Extracted records:

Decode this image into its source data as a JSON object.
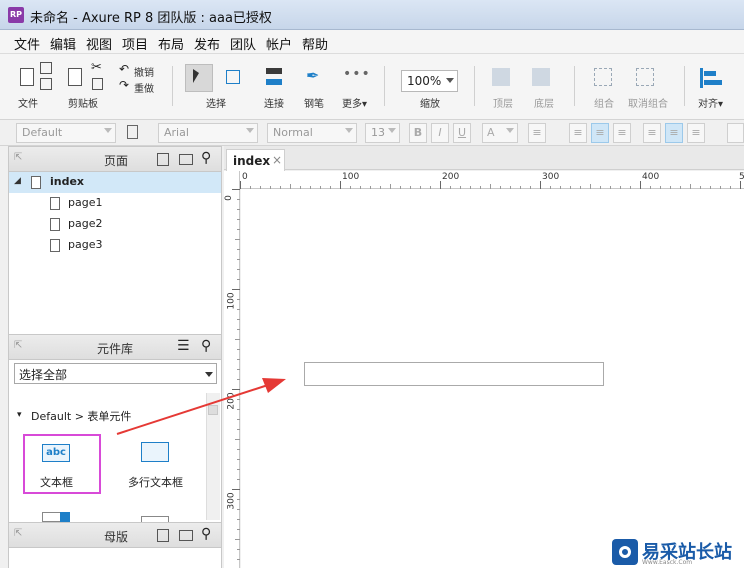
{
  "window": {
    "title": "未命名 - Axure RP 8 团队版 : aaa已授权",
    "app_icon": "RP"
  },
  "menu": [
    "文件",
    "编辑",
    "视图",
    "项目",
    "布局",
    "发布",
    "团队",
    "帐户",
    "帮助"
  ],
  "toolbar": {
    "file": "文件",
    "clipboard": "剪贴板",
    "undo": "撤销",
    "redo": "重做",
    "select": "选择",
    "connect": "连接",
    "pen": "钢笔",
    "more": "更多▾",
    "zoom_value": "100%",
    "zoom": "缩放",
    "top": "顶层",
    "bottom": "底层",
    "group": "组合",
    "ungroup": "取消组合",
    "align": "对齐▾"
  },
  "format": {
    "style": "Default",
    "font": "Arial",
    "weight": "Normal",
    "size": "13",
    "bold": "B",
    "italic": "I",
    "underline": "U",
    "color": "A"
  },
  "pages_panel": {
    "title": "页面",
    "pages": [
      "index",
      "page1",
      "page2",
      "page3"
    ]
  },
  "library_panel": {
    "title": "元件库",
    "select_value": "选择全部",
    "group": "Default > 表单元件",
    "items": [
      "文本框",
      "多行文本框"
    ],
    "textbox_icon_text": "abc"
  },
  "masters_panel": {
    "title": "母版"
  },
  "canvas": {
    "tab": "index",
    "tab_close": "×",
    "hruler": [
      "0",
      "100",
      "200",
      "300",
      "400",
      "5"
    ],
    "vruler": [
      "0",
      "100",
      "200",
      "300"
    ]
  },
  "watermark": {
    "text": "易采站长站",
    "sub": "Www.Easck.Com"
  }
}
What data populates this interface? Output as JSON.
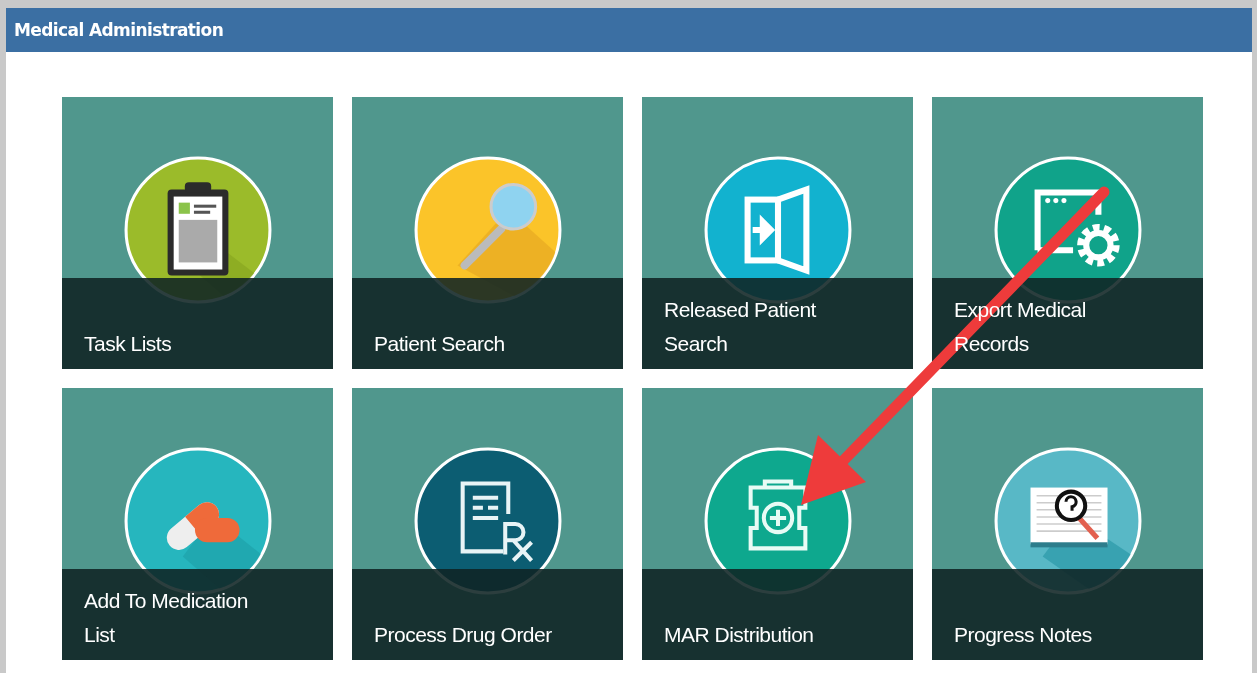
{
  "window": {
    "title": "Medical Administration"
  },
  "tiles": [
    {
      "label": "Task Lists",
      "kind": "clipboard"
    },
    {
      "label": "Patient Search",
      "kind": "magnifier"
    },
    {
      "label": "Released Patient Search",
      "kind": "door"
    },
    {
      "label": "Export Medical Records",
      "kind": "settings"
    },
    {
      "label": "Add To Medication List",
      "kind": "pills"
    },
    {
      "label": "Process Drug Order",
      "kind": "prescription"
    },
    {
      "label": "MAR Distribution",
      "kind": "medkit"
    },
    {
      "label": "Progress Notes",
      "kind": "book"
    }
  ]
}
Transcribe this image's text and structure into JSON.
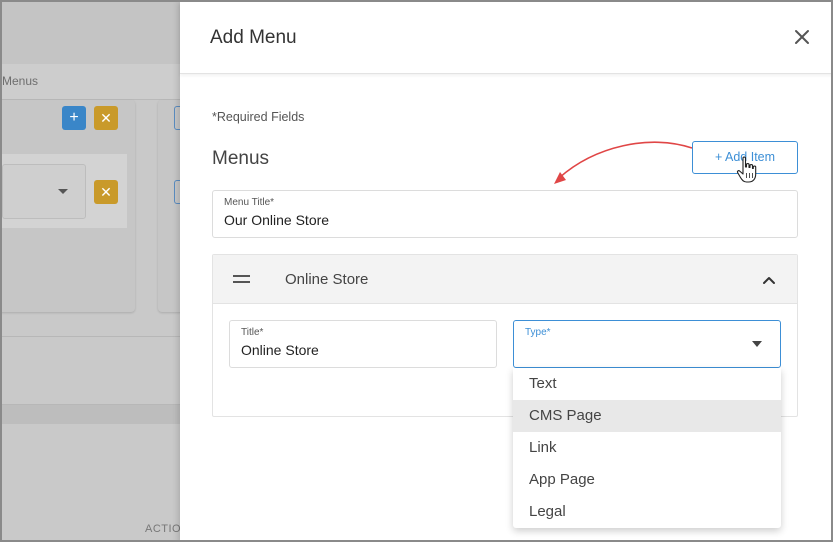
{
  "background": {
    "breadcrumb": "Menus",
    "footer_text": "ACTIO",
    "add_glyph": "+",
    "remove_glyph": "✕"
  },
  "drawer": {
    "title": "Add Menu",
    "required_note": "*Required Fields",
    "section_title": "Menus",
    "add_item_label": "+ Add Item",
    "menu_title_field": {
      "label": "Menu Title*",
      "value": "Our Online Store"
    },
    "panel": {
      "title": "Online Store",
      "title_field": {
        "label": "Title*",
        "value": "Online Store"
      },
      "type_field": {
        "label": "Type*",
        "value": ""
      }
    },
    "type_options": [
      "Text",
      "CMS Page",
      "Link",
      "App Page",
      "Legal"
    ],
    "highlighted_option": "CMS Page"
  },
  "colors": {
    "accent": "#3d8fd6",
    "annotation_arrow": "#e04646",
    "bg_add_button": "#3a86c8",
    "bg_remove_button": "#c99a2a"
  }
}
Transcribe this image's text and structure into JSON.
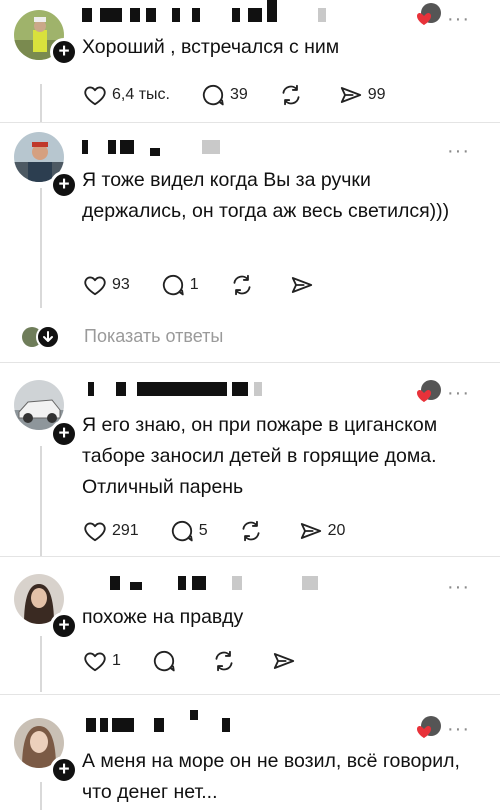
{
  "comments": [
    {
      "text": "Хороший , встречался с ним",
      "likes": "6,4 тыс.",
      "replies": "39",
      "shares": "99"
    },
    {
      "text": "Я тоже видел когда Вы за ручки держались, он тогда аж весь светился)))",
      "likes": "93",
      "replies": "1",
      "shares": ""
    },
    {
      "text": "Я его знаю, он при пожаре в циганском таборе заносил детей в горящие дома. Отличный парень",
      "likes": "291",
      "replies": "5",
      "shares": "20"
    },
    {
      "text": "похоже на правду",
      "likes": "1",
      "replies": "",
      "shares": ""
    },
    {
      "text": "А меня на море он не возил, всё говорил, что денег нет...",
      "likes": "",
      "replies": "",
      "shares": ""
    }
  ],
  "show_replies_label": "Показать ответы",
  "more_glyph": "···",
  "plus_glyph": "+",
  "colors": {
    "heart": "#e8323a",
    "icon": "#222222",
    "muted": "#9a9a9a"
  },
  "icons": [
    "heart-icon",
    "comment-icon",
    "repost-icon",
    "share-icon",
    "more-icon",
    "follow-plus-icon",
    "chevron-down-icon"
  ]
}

GIVEN INSTRUCTION –
Pictures in the records above are left out; print everything else exactly as written.

ANSWER TO THIS EXERCISE –
Decode this image into its source data as a JSON object.
{
  "window": {
    "title": "未命名 - Axure RP 8 团队版 : aaa已授权",
    "app_icon": "RP"
  },
  "menu": [
    "文件",
    "编辑",
    "视图",
    "项目",
    "布局",
    "发布",
    "团队",
    "帐户",
    "帮助"
  ],
  "toolbar": {
    "file": "文件",
    "clipboard": "剪贴板",
    "undo": "撤销",
    "redo": "重做",
    "select": "选择",
    "connect": "连接",
    "pen": "钢笔",
    "more": "更多▾",
    "zoom_value": "100%",
    "zoom": "缩放",
    "top": "顶层",
    "bottom": "底层",
    "group": "组合",
    "ungroup": "取消组合",
    "align": "对齐▾"
  },
  "format": {
    "style": "Default",
    "font": "Arial",
    "weight": "Normal",
    "size": "13",
    "bold": "B",
    "italic": "I",
    "underline": "U",
    "color": "A"
  },
  "pages_panel": {
    "title": "页面",
    "pages": [
      "index",
      "page1",
      "page2",
      "page3"
    ]
  },
  "library_panel": {
    "title": "元件库",
    "select_value": "选择全部",
    "group": "Default > 表单元件",
    "items": [
      "文本框",
      "多行文本框"
    ],
    "textbox_icon_text": "abc"
  },
  "masters_panel": {
    "title": "母版"
  },
  "canvas": {
    "tab": "index",
    "tab_close": "×",
    "hruler": [
      "0",
      "100",
      "200",
      "300",
      "400",
      "5"
    ],
    "vruler": [
      "0",
      "100",
      "200",
      "300"
    ]
  },
  "watermark": {
    "text": "易采站长站",
    "sub": "Www.Easck.Com"
  }
}
What data populates this interface? Output as JSON.
{
  "window": {
    "title": "Medical Administration"
  },
  "tiles": [
    {
      "label": "Task Lists",
      "kind": "clipboard"
    },
    {
      "label": "Patient Search",
      "kind": "magnifier"
    },
    {
      "label": "Released Patient Search",
      "kind": "door"
    },
    {
      "label": "Export Medical Records",
      "kind": "settings"
    },
    {
      "label": "Add To Medication List",
      "kind": "pills"
    },
    {
      "label": "Process Drug Order",
      "kind": "prescription"
    },
    {
      "label": "MAR Distribution",
      "kind": "medkit"
    },
    {
      "label": "Progress Notes",
      "kind": "book"
    }
  ]
}
Transcribe this image's text and structure into JSON.
{
  "background": {
    "breadcrumb": "Menus",
    "footer_text": "ACTIO",
    "add_glyph": "+",
    "remove_glyph": "✕"
  },
  "drawer": {
    "title": "Add Menu",
    "required_note": "*Required Fields",
    "section_title": "Menus",
    "add_item_label": "+ Add Item",
    "menu_title_field": {
      "label": "Menu Title*",
      "value": "Our Online Store"
    },
    "panel": {
      "title": "Online Store",
      "title_field": {
        "label": "Title*",
        "value": "Online Store"
      },
      "type_field": {
        "label": "Type*",
        "value": ""
      }
    },
    "type_options": [
      "Text",
      "CMS Page",
      "Link",
      "App Page",
      "Legal"
    ],
    "highlighted_option": "CMS Page"
  },
  "colors": {
    "accent": "#3d8fd6",
    "annotation_arrow": "#e04646",
    "bg_add_button": "#3a86c8",
    "bg_remove_button": "#c99a2a"
  }
}
Transcribe this image's text and structure into JSON.
{
  "comments": [
    {
      "text": "Хороший , встречался с ним",
      "likes": "6,4 тыс.",
      "replies": "39",
      "shares": "99"
    },
    {
      "text": "Я тоже видел когда Вы за ручки держались, он тогда аж весь светился)))",
      "likes": "93",
      "replies": "1",
      "shares": ""
    },
    {
      "text": "Я его знаю, он при пожаре в циганском таборе заносил детей в горящие дома. Отличный парень",
      "likes": "291",
      "replies": "5",
      "shares": "20"
    },
    {
      "text": "похоже на правду",
      "likes": "1",
      "replies": "",
      "shares": ""
    },
    {
      "text": "А меня на море он не возил, всё говорил, что денег нет...",
      "likes": "",
      "replies": "",
      "shares": ""
    }
  ],
  "show_replies_label": "Показать ответы",
  "more_glyph": "···",
  "plus_glyph": "+",
  "colors": {
    "heart": "#e8323a",
    "icon": "#222222",
    "muted": "#9a9a9a"
  },
  "icons": [
    "heart-icon",
    "comment-icon",
    "repost-icon",
    "share-icon",
    "more-icon",
    "follow-plus-icon",
    "chevron-down-icon"
  ]
}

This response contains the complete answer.